[Rows from a dataset]
# # # #
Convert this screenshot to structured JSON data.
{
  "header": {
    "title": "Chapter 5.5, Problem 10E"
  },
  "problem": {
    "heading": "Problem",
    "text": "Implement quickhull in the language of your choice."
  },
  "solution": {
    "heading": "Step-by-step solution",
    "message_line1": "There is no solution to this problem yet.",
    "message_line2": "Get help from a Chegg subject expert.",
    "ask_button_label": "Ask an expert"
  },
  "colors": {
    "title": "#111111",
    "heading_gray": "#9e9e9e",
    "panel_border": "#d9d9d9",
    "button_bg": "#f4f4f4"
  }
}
# # # #
Given task
Please reproduce each record precisely as written.

Expected answer
Convert this screenshot to structured JSON data.
{
  "header": {
    "title": "Chapter 5.5, Problem 10E"
  },
  "problem": {
    "heading": "Problem",
    "text": "Implement quickhull in the language of your choice."
  },
  "solution": {
    "heading": "Step-by-step solution",
    "message_line1": "There is no solution to this problem yet.",
    "message_line2": "Get help from a Chegg subject expert.",
    "ask_button_label": "Ask an expert"
  },
  "colors": {
    "title": "#111111",
    "heading_gray": "#9e9e9e",
    "panel_border": "#d9d9d9",
    "button_bg": "#f4f4f4"
  }
}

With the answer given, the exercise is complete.